■ SUPPLIED ENTRIES ■

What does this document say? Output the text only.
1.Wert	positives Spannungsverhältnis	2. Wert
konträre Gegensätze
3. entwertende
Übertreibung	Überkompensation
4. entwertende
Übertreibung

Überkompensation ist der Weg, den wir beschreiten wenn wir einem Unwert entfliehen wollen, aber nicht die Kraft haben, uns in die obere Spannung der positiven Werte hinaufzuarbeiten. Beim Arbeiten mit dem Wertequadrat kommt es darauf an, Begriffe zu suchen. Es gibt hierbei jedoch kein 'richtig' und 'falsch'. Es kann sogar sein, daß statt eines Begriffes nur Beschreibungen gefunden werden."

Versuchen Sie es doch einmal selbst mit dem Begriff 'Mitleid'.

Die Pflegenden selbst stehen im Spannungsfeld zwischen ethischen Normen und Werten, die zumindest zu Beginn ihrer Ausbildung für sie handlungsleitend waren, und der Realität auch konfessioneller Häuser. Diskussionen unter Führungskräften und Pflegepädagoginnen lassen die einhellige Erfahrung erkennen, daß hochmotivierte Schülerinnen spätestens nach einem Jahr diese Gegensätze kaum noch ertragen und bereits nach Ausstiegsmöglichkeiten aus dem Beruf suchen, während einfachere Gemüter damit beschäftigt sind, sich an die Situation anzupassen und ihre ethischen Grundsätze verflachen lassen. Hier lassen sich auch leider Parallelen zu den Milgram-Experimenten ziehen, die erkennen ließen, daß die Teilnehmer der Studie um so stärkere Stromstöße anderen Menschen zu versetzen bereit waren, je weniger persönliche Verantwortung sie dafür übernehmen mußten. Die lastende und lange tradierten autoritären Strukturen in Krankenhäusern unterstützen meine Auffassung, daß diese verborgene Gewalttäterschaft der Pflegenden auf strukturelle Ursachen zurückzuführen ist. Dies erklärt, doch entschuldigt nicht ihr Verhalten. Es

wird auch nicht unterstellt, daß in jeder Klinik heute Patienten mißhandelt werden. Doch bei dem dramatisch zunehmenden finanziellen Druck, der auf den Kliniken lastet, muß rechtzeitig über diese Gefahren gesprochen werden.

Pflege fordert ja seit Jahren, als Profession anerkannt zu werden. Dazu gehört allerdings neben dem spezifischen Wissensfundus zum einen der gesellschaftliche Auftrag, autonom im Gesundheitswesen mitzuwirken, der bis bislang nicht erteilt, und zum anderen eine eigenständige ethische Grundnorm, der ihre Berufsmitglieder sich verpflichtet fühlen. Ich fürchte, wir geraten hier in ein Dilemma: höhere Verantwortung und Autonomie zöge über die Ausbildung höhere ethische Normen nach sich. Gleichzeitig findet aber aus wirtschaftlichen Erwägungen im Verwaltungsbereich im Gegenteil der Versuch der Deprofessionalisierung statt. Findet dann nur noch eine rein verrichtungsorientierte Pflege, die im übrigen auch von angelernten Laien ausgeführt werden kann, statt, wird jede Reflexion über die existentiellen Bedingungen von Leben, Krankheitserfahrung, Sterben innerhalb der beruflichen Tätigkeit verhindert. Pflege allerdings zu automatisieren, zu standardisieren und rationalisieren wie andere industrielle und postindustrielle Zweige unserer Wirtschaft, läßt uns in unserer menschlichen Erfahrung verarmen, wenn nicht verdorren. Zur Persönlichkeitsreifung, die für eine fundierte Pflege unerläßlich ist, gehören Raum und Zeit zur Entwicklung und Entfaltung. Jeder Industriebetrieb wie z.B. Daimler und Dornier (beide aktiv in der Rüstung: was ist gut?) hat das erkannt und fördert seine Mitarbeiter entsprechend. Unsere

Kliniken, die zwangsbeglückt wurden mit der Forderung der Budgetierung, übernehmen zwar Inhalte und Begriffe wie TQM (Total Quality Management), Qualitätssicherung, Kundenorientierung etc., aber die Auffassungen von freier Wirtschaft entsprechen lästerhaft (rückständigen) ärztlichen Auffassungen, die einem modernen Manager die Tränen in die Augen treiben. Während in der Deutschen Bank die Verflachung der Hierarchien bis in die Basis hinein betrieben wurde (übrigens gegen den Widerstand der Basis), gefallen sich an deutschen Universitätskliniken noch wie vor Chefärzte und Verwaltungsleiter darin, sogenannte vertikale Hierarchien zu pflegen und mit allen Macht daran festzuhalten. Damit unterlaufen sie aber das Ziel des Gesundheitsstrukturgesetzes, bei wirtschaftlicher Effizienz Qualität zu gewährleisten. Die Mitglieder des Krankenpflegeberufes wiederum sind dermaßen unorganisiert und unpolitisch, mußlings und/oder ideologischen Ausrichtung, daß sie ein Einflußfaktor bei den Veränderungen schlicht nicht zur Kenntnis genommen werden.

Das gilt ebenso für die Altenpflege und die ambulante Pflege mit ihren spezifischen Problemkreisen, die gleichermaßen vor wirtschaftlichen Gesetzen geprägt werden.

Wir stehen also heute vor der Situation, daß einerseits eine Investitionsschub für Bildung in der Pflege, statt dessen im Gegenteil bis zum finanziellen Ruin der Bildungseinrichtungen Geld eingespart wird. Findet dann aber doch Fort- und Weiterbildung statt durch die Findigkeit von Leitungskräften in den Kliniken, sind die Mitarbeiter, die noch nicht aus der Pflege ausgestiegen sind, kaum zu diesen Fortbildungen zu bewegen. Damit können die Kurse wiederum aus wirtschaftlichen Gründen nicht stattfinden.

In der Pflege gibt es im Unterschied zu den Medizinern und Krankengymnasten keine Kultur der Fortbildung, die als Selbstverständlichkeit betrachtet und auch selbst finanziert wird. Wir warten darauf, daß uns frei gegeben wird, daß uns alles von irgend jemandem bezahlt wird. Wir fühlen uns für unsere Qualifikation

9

■ REQUIRED ACTION ■
Once more, write out all of the entries above exactly.

■ WRITTEN REPLY ■
What does this document say? Output the text only.
1.Wert	positives Spannungsverhältnis	2. Wert
konträre Gegensätze
3. entwertende
Übertreibung	Überkompensation
4. entwertende
Übertreibung

Überkompensation ist der Weg, den wir beschreiten wenn wir einem Unwert entfliehen wollen, aber nicht die Kraft haben, uns in die obere Spannung der positiven Werte hinaufzuarbeiten. Beim Arbeiten mit dem Wertequadrat kommt es darauf an, Begriffe zu suchen. Es gibt hierbei jedoch kein 'richtig' und 'falsch'. Es kann sogar sein, daß statt eines Begriffes nur Beschreibungen gefunden werden."

Versuchen Sie es doch einmal selbst mit dem Begriff 'Mitleid'.

Die Pflegenden selbst stehen im Spannungsfeld zwischen ethischen Normen und Werten, die zumindest zu Beginn ihrer Ausbildung für sie handlungsleitend waren, und der Realität auch konfessioneller Häuser. Diskussionen unter Führungskräften und Pflegepädagoginnen lassen die einhellige Erfahrung erkennen, daß hochmotivierte Schülerinnen spätestens nach einem Jahr diese Gegensätze kaum noch ertragen und bereits nach Ausstiegsmöglichkeiten aus dem Beruf suchen, während einfachere Gemüter damit beschäftigt sind, sich an die Situation anzupassen und ihre ethischen Grundsätze verflachen lassen. Hier lassen sich auch leider Parallelen zu den Milgram-Experimenten ziehen, die erkennen ließen, daß die Teilnehmer der Studie um so stärkere Stromstöße anderen Menschen zu versetzen bereit waren, je weniger persönliche Verantwortung sie dafür übernehmen mußten. Die lastende und lange tradierten autoritären Strukturen in Krankenhäusern unterstützen meine Auffassung, daß diese verborgene Gewalttäterschaft der Pflegenden auf strukturelle Ursachen zurückzuführen ist. Dies erklärt, doch entschuldigt nicht ihr Verhalten. Es

wird auch nicht unterstellt, daß in jeder Klinik heute Patienten mißhandelt werden. Doch bei dem dramatisch zunehmenden finanziellen Druck, der auf den Kliniken lastet, muß rechtzeitig über diese Gefahren gesprochen werden.

Pflege fordert ja seit Jahren, als Profession anerkannt zu werden. Dazu gehört allerdings neben dem spezifischen Wissensfundus zum einen der gesellschaftliche Auftrag, autonom im Gesundheitswesen mitzuwirken, der bis bislang nicht erteilt, und zum anderen eine eigenständige ethische Grundnorm, der ihre Berufsmitglieder sich verpflichtet fühlen. Ich fürchte, wir geraten hier in ein Dilemma: höhere Verantwortung und Autonomie zöge über die Ausbildung höhere ethische Normen nach sich. Gleichzeitig findet aber aus wirtschaftlichen Erwägungen im Verwaltungsbereich im Gegenteil der Versuch der Deprofessionalisierung statt. Findet dann nur noch eine rein verrichtungsorientierte Pflege, die im übrigen auch von angelernten Laien ausgeführt werden kann, statt, wird jede Reflexion über die existentiellen Bedingungen von Leben, Krankheitserfahrung, Sterben innerhalb der beruflichen Tätigkeit verhindert. Pflege allerdings zu automatisieren, zu standardisieren und rationalisieren wie andere industrielle und postindustrielle Zweige unserer Wirtschaft, läßt uns in unserer menschlichen Erfahrung verarmen, wenn nicht verdorren. Zur Persönlichkeitsreifung, die für eine fundierte Pflege unerläßlich ist, gehören Raum und Zeit zur Entwicklung und Entfaltung. Jeder Industriebetrieb wie z.B. Daimler und Dornier (beide aktiv in der Rüstung: was ist gut?) hat das erkannt und fördert seine Mitarbeiter entsprechend. Unsere

Kliniken, die zwangsbeglückt wurden mit der Forderung der Budgetierung, übernehmen zwar Inhalte und Begriffe wie TQM (Total Quality Management), Qualitätssicherung, Kundenorientierung etc., aber die Auffassungen von freier Wirtschaft entsprechen lästerhaft (rückständigen) ärztlichen Auffassungen, die einem modernen Manager die Tränen in die Augen treiben. Während in der Deutschen Bank die Verflachung der Hierarchien bis in die Basis hinein betrieben wurde (übrigens gegen den Widerstand der Basis), gefallen sich an deutschen Universitätskliniken noch wie vor Chefärzte und Verwaltungsleiter darin, sogenannte vertikale Hierarchien zu pflegen und mit allen Macht daran festzuhalten. Damit unterlaufen sie aber das Ziel des Gesundheitsstrukturgesetzes, bei wirtschaftlicher Effizienz Qualität zu gewährleisten. Die Mitglieder des Krankenpflegeberufes wiederum sind dermaßen unorganisiert und unpolitisch, mußlings und/oder ideologischen Ausrichtung, daß sie ein Einflußfaktor bei den Veränderungen schlicht nicht zur Kenntnis genommen werden.

Das gilt ebenso für die Altenpflege und die ambulante Pflege mit ihren spezifischen Problemkreisen, die gleichermaßen vor wirtschaftlichen Gesetzen geprägt werden.

Wir stehen also heute vor der Situation, daß einerseits eine Investitionsschub für Bildung in der Pflege, statt dessen im Gegenteil bis zum finanziellen Ruin der Bildungseinrichtungen Geld eingespart wird. Findet dann aber doch Fort- und Weiterbildung statt durch die Findigkeit von Leitungskräften in den Kliniken, sind die Mitarbeiter, die noch nicht aus der Pflege ausgestiegen sind, kaum zu diesen Fortbildungen zu bewegen. Damit können die Kurse wiederum aus wirtschaftlichen Gründen nicht stattfinden.

In der Pflege gibt es im Unterschied zu den Medizinern und Krankengymnasten keine Kultur der Fortbildung, die als Selbstverständlichkeit betrachtet und auch selbst finanziert wird. Wir warten darauf, daß uns frei gegeben wird, daß uns alles von irgend jemandem bezahlt wird. Wir fühlen uns für unsere Qualifikation

9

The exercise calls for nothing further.